## START GIVEN INFORMATION
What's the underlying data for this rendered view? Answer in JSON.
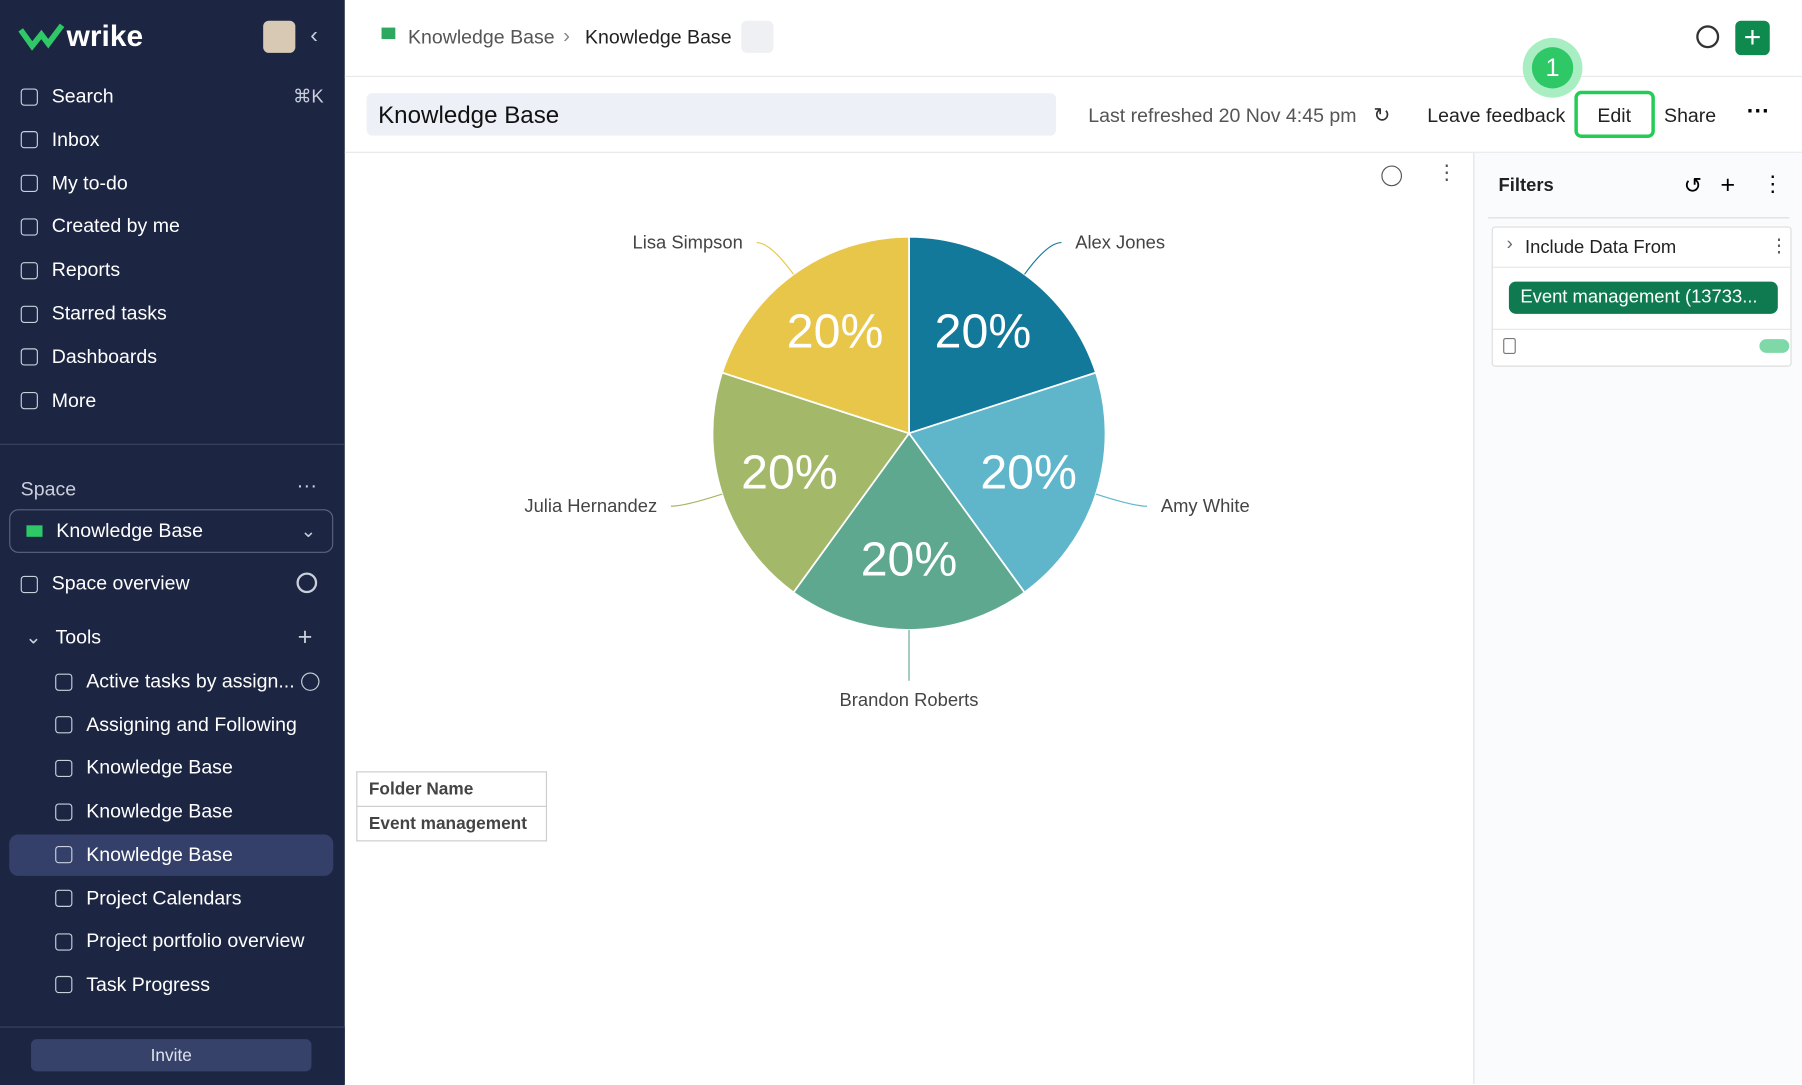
{
  "sidebar": {
    "logo": "wrike",
    "nav": [
      {
        "label": "Search",
        "shortcut": "⌘K"
      },
      {
        "label": "Inbox"
      },
      {
        "label": "My to-do"
      },
      {
        "label": "Created by me"
      },
      {
        "label": "Reports"
      },
      {
        "label": "Starred tasks"
      },
      {
        "label": "Dashboards"
      },
      {
        "label": "More"
      }
    ],
    "space_label": "Space",
    "space": "Knowledge Base",
    "space_overview": "Space overview",
    "tools_label": "Tools",
    "tools": [
      "Active tasks by assign...",
      "Assigning and Following",
      "Knowledge Base",
      "Knowledge Base",
      "Knowledge Base",
      "Project Calendars",
      "Project portfolio overview",
      "Task Progress"
    ],
    "invite": "Invite"
  },
  "header": {
    "breadcrumb": [
      "Knowledge Base",
      "Knowledge Base"
    ],
    "title": "Knowledge Base",
    "last_refreshed": "Last refreshed 20 Nov 4:45 pm",
    "actions": [
      "Leave feedback",
      "Edit",
      "Share"
    ],
    "step_badge": "1"
  },
  "chart_data": {
    "type": "pie",
    "categories": [
      "Alex Jones",
      "Amy White",
      "Brandon Roberts",
      "Julia Hernandez",
      "Lisa Simpson"
    ],
    "values": [
      20,
      20,
      20,
      20,
      20
    ],
    "value_labels": [
      "20%",
      "20%",
      "20%",
      "20%",
      "20%"
    ],
    "colors": [
      "#13799a",
      "#5fb6cb",
      "#5ea890",
      "#a4b86a",
      "#e8c64a"
    ]
  },
  "table": {
    "rows": [
      [
        "Folder Name"
      ],
      [
        "Event management"
      ]
    ]
  },
  "filters": {
    "title": "Filters",
    "section": "Include Data From",
    "chip": "Event management (13733..."
  }
}
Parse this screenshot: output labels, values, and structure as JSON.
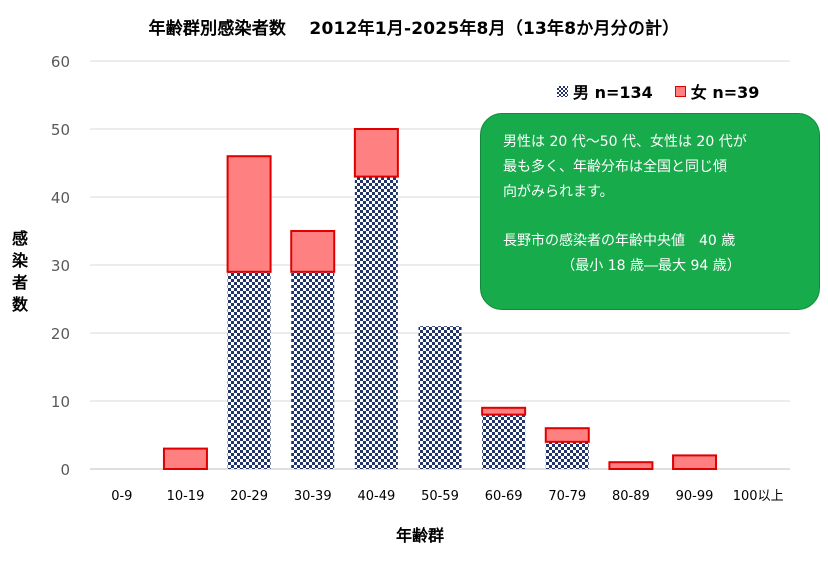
{
  "chart_data": {
    "type": "bar",
    "stacked": true,
    "title": "年齢群別感染者数　 2012年1月-2025年8月（13年8か月分の計）",
    "xlabel": "年齢群",
    "ylabel": "感染者数",
    "ylim": [
      0,
      60
    ],
    "yticks": [
      0,
      10,
      20,
      30,
      40,
      50,
      60
    ],
    "grid": true,
    "legend_position": "top-right",
    "categories": [
      "0-9",
      "10-19",
      "20-29",
      "30-39",
      "40-49",
      "50-59",
      "60-69",
      "70-79",
      "80-89",
      "90-99",
      "100以上"
    ],
    "series": [
      {
        "name": "男 n=134",
        "values": [
          0,
          0,
          29,
          29,
          43,
          21,
          8,
          4,
          0,
          0,
          0
        ],
        "fill": "checkerboard",
        "color": "#22356a"
      },
      {
        "name": "女 n=39",
        "values": [
          0,
          3,
          17,
          6,
          7,
          0,
          1,
          2,
          1,
          2,
          0
        ],
        "color": "#ff8080",
        "edge": "#e00000"
      }
    ]
  },
  "legend": {
    "male": "男 n=134",
    "female": "女 n=39"
  },
  "note": {
    "line1": "男性は 20 代〜50 代、女性は 20 代が",
    "line2": "最も多く、年齢分布は全国と同じ傾",
    "line3": "向がみられます。",
    "line4": "長野市の感染者の年齢中央値　40 歳",
    "line5": "（最小 18 歳―最大 94 歳）",
    "bg": "#17ab4c"
  }
}
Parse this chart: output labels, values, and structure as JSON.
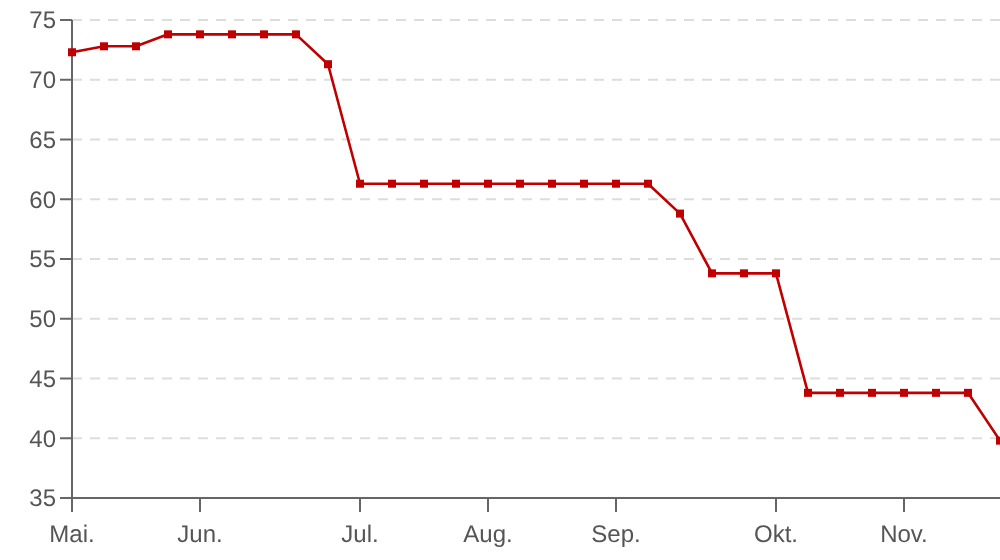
{
  "chart_data": {
    "type": "line",
    "categories": [
      "Mai.",
      null,
      null,
      null,
      "Jun.",
      null,
      null,
      null,
      null,
      "Jul.",
      null,
      null,
      null,
      "Aug.",
      null,
      null,
      null,
      "Sep.",
      null,
      null,
      null,
      null,
      "Okt.",
      null,
      null,
      null,
      "Nov.",
      null,
      null,
      null
    ],
    "series": [
      {
        "color": "#c00000",
        "values": [
          72.3,
          72.8,
          72.8,
          73.8,
          73.8,
          73.8,
          73.8,
          73.8,
          71.3,
          61.3,
          61.3,
          61.3,
          61.3,
          61.3,
          61.3,
          61.3,
          61.3,
          61.3,
          61.3,
          58.8,
          53.8,
          53.8,
          53.8,
          43.8,
          43.8,
          43.8,
          43.8,
          43.8,
          43.8,
          39.8
        ]
      }
    ],
    "ylim": [
      35,
      75
    ],
    "yticks": [
      35,
      40,
      45,
      50,
      55,
      60,
      65,
      70,
      75
    ],
    "grid": "y",
    "marker": "square",
    "line_style": "solid"
  }
}
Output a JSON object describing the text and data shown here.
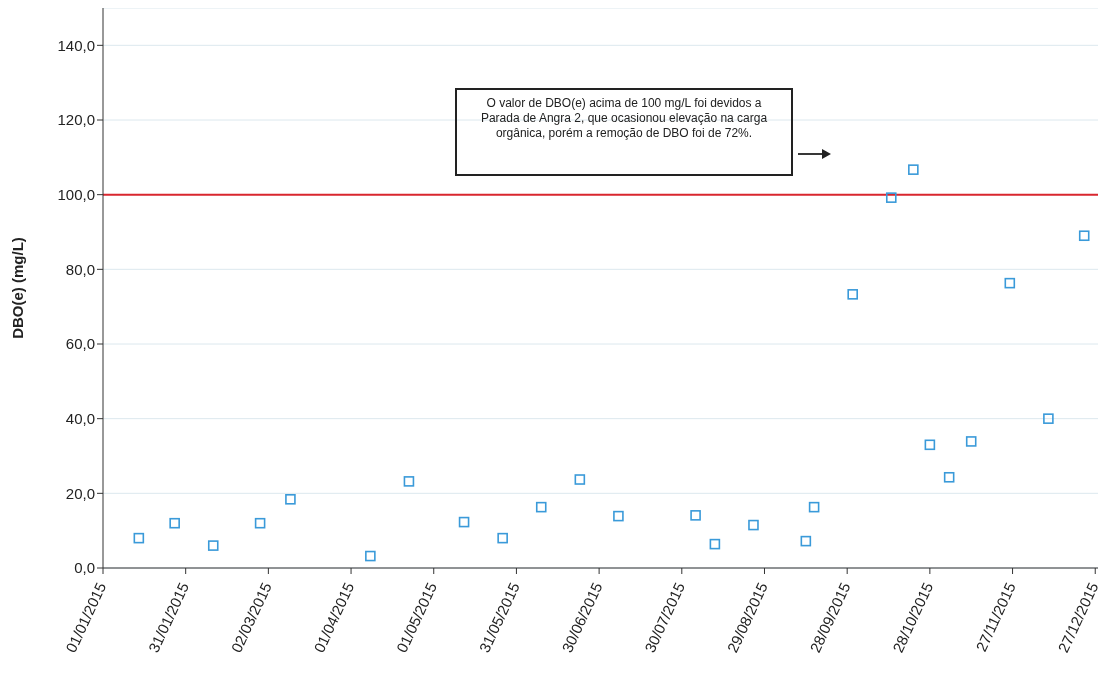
{
  "chart_data": {
    "type": "scatter",
    "ylabel": "DBO(e) (mg/L)",
    "marker": "square",
    "grid": "y",
    "legend": false,
    "x": [
      "2015-01-14",
      "2015-01-27",
      "2015-02-10",
      "2015-02-27",
      "2015-03-10",
      "2015-04-08",
      "2015-04-22",
      "2015-05-12",
      "2015-05-26",
      "2015-06-09",
      "2015-06-23",
      "2015-07-07",
      "2015-08-04",
      "2015-08-11",
      "2015-08-25",
      "2015-09-13",
      "2015-09-16",
      "2015-09-30",
      "2015-10-14",
      "2015-10-22",
      "2015-10-28",
      "2015-11-04",
      "2015-11-12",
      "2015-11-26",
      "2015-12-10",
      "2015-12-23"
    ],
    "series": [
      {
        "color": "#3a9ad9",
        "values": [
          8,
          12,
          6,
          12,
          18.4,
          3.2,
          23.2,
          12.3,
          8,
          16.3,
          23.7,
          13.9,
          14.1,
          6.4,
          11.5,
          7.2,
          16.3,
          73.3,
          99.2,
          106.7,
          33,
          24.3,
          33.9,
          76.3,
          40,
          89
        ]
      }
    ],
    "xlim": [
      "2015-01-01",
      "2015-12-28"
    ],
    "xticks": [
      {
        "value": "2015-01-01",
        "label": "01/01/2015"
      },
      {
        "value": "2015-01-31",
        "label": "31/01/2015"
      },
      {
        "value": "2015-03-02",
        "label": "02/03/2015"
      },
      {
        "value": "2015-04-01",
        "label": "01/04/2015"
      },
      {
        "value": "2015-05-01",
        "label": "01/05/2015"
      },
      {
        "value": "2015-05-31",
        "label": "31/05/2015"
      },
      {
        "value": "2015-06-30",
        "label": "30/06/2015"
      },
      {
        "value": "2015-07-30",
        "label": "30/07/2015"
      },
      {
        "value": "2015-08-29",
        "label": "29/08/2015"
      },
      {
        "value": "2015-09-28",
        "label": "28/09/2015"
      },
      {
        "value": "2015-10-28",
        "label": "28/10/2015"
      },
      {
        "value": "2015-11-27",
        "label": "27/11/2015"
      },
      {
        "value": "2015-12-27",
        "label": "27/12/2015"
      }
    ],
    "ylim": [
      0,
      150
    ],
    "yticks": [
      {
        "value": 0,
        "label": "0,0"
      },
      {
        "value": 20,
        "label": "20,0"
      },
      {
        "value": 40,
        "label": "40,0"
      },
      {
        "value": 60,
        "label": "60,0"
      },
      {
        "value": 80,
        "label": "80,0"
      },
      {
        "value": 100,
        "label": "100,0"
      },
      {
        "value": 120,
        "label": "120,0"
      },
      {
        "value": 140,
        "label": "140,0"
      }
    ],
    "ref_lines": [
      {
        "axis": "y",
        "value": 100,
        "color": "#d9262e"
      }
    ],
    "annotations": [
      "O valor de DBO(e) acima de 100 mg/L foi devidos a Parada de Angra 2, que ocasionou elevação  na carga orgânica, porém a remoção de DBO foi de 72%."
    ]
  }
}
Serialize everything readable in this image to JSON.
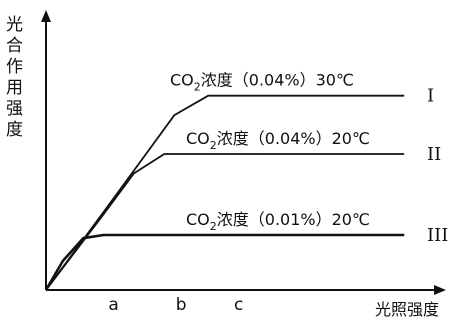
{
  "chart_data": {
    "type": "line",
    "ylabel": "光合作用强度",
    "xlabel": "光照强度",
    "x_ticks": [
      "a",
      "b",
      "c"
    ],
    "series": [
      {
        "id": "I",
        "name": "CO2浓度（0.04%）30℃",
        "label_parts": {
          "prefix": "CO",
          "sub": "2",
          "suffix": "浓度（0.04%）30℃"
        },
        "roman": "I",
        "points": [
          [
            0,
            0
          ],
          [
            0.85,
            1.2
          ],
          [
            1.9,
            2.7
          ],
          [
            2.4,
            3.0
          ],
          [
            5.3,
            3.0
          ]
        ]
      },
      {
        "id": "II",
        "name": "CO2浓度（0.04%）20℃",
        "label_parts": {
          "prefix": "CO",
          "sub": "2",
          "suffix": "浓度（0.04%）20℃"
        },
        "roman": "II",
        "points": [
          [
            0,
            0
          ],
          [
            0.8,
            1.1
          ],
          [
            1.3,
            1.8
          ],
          [
            1.75,
            2.1
          ],
          [
            5.3,
            2.1
          ]
        ]
      },
      {
        "id": "III",
        "name": "CO2浓度（0.01%）20℃",
        "label_parts": {
          "prefix": "CO",
          "sub": "2",
          "suffix": "浓度（0.01%）20℃"
        },
        "roman": "III",
        "points": [
          [
            0,
            0
          ],
          [
            0.25,
            0.45
          ],
          [
            0.55,
            0.8
          ],
          [
            0.85,
            0.85
          ],
          [
            5.3,
            0.85
          ]
        ]
      }
    ],
    "xlim": [
      0,
      5.8
    ],
    "ylim": [
      0,
      4.2
    ],
    "tick_positions": {
      "a": 1.0,
      "b": 2.0,
      "c": 2.85
    },
    "grid": false,
    "legend": "inline labels above each curve"
  }
}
## END GIVEN INFORMATION
WHAT IS NEEDED ::
Each line above that includes "title" should be shown.

SOLUTION TO THE PROBLEM ::
    "title": "Knowledge Base",
    "title": "Filters",
    "title": "年齢群別感染者数　 2012年1月-2025年8月（13年8か月分の計）",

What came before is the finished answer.